Aim> Search the data for the string "Fcst" and extract every line where it appears.

Listed records>

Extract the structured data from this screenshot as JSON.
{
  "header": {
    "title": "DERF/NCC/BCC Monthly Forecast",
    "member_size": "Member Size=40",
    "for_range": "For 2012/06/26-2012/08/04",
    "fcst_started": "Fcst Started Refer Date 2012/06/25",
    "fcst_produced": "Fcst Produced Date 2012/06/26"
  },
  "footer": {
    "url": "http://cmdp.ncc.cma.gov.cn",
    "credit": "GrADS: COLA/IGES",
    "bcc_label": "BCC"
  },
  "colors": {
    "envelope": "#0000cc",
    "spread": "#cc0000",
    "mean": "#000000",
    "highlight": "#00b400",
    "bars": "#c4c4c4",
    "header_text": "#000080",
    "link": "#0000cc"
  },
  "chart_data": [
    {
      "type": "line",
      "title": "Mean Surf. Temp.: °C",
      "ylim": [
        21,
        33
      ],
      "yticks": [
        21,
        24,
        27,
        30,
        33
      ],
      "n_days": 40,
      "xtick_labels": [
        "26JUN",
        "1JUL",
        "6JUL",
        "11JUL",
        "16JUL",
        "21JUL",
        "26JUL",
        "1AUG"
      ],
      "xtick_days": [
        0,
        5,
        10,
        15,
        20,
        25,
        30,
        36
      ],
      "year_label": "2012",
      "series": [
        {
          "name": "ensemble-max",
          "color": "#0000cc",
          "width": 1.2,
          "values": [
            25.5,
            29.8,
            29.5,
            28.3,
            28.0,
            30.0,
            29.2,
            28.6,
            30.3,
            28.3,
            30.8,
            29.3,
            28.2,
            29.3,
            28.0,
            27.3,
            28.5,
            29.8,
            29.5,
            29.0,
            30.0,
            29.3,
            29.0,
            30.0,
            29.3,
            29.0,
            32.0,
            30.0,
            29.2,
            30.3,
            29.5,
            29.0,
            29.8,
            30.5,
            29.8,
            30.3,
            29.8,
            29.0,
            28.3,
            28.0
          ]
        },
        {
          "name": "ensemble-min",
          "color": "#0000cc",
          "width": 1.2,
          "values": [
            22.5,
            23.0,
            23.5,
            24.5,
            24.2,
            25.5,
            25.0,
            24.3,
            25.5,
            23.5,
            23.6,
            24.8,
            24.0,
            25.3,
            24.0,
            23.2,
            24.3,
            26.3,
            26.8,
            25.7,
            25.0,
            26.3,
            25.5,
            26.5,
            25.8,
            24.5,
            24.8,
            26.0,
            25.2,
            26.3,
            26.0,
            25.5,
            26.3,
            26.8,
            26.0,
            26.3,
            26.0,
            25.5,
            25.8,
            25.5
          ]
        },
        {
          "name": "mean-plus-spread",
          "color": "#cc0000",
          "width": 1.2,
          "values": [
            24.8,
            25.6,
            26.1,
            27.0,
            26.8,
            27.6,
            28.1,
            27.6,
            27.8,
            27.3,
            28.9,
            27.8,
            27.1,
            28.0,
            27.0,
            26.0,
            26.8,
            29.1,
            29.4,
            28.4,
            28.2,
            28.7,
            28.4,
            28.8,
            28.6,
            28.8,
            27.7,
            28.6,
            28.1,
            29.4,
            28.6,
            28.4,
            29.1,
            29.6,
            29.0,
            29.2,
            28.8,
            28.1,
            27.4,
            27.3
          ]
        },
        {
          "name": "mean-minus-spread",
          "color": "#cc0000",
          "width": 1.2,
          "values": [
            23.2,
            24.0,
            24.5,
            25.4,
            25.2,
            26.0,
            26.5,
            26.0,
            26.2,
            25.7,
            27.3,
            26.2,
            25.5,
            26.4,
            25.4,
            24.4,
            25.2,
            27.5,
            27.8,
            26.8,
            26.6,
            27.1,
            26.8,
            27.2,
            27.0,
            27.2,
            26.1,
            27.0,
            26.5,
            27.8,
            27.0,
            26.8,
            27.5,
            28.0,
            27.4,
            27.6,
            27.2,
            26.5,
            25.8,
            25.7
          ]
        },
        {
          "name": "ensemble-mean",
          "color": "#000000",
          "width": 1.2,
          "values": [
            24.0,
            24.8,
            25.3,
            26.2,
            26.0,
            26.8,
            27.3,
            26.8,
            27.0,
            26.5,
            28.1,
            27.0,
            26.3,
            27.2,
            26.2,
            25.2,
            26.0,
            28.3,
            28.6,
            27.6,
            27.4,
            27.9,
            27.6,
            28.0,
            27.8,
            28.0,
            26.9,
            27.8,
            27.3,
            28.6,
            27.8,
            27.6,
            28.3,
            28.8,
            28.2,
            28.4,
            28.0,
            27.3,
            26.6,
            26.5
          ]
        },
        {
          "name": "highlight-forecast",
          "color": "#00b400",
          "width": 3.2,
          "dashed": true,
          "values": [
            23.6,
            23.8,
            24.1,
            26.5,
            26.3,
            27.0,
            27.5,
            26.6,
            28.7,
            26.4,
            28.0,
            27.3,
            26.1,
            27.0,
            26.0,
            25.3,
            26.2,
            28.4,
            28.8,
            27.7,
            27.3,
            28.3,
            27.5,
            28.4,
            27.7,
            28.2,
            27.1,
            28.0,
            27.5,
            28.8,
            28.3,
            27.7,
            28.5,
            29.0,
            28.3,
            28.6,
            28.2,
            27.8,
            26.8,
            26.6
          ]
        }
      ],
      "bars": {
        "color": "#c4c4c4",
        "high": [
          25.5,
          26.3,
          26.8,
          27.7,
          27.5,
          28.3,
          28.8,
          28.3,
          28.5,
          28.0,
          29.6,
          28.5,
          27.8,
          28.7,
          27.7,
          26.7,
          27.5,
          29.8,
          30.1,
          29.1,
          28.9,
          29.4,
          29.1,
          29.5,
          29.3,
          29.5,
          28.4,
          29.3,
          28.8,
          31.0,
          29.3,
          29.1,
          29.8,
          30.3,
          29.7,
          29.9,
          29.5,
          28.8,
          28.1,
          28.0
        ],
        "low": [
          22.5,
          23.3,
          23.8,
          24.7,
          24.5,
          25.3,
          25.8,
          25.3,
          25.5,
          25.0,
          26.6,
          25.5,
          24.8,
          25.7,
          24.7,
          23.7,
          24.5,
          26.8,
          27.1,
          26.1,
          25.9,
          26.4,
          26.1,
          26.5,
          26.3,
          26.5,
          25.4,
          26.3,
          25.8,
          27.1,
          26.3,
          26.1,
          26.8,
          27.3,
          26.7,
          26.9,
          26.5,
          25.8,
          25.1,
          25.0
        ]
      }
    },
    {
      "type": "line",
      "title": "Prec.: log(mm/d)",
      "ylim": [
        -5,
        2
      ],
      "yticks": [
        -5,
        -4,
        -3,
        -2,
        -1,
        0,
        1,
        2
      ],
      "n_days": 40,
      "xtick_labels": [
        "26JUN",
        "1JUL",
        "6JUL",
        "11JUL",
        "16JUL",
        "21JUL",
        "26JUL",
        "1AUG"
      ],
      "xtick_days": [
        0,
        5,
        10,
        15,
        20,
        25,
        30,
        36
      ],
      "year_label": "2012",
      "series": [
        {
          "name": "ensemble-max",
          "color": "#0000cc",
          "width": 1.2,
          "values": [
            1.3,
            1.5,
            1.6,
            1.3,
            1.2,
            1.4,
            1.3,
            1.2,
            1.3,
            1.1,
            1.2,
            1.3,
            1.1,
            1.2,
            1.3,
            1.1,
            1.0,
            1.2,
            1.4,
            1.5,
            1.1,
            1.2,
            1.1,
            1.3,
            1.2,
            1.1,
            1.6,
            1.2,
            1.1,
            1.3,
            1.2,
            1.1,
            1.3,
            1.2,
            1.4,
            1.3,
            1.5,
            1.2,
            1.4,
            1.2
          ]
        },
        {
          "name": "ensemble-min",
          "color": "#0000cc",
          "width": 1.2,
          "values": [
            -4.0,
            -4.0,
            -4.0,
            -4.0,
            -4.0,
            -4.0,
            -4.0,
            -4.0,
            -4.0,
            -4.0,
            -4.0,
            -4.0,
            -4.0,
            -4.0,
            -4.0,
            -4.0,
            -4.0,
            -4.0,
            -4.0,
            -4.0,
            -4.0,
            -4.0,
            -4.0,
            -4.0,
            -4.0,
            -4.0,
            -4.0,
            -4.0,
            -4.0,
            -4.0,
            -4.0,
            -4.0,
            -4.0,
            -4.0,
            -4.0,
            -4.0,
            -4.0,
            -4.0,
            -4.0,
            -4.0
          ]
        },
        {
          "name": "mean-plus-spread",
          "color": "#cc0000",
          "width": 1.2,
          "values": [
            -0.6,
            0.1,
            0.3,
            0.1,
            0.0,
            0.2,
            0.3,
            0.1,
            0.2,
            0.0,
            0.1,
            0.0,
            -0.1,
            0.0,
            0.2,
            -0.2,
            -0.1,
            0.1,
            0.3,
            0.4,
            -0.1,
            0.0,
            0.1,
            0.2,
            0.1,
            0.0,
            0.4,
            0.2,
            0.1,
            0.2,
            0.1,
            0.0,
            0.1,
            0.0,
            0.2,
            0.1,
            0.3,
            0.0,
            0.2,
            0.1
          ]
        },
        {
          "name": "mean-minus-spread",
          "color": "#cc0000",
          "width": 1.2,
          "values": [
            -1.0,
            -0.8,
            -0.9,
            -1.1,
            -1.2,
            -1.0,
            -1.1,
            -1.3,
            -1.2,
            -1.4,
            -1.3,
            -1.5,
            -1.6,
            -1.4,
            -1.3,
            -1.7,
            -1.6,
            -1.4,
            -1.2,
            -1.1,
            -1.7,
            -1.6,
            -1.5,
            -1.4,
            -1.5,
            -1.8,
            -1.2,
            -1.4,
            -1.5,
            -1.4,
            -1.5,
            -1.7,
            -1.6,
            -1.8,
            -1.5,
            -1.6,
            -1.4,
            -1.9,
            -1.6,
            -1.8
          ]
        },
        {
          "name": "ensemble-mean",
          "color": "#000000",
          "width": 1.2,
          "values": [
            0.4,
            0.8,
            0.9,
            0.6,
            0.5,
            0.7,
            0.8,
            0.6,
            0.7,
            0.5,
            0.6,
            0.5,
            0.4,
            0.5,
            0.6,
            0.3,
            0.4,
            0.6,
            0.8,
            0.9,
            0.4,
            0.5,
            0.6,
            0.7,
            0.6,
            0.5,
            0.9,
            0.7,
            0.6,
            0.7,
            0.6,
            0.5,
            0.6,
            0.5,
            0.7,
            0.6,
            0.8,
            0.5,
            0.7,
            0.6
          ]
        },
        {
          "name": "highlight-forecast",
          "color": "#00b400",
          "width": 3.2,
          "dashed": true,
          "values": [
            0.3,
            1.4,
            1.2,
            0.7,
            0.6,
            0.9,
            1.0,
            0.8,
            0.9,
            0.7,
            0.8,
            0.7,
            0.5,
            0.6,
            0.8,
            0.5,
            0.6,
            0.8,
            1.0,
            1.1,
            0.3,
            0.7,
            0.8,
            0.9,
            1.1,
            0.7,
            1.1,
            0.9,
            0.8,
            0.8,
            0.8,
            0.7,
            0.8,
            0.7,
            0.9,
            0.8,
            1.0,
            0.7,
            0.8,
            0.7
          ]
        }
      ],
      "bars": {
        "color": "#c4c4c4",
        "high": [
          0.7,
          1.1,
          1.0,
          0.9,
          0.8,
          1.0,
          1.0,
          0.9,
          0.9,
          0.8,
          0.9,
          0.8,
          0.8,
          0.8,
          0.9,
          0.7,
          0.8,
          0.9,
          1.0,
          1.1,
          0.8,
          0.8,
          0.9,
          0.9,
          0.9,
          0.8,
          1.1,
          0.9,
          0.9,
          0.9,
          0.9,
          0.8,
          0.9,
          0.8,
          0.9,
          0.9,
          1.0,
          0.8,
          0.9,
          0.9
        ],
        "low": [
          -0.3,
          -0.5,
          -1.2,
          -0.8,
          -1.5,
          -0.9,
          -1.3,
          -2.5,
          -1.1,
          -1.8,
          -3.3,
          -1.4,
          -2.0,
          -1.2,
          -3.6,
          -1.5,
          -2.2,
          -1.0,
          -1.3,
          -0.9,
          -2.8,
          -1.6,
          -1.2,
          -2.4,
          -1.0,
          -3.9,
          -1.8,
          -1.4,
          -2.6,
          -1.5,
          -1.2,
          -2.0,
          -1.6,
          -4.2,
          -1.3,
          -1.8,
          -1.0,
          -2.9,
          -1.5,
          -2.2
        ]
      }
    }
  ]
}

Solved problem>
    "fcst_started": "Fcst Started Refer Date 2012/06/25",
    "fcst_produced": "Fcst Produced Date 2012/06/26"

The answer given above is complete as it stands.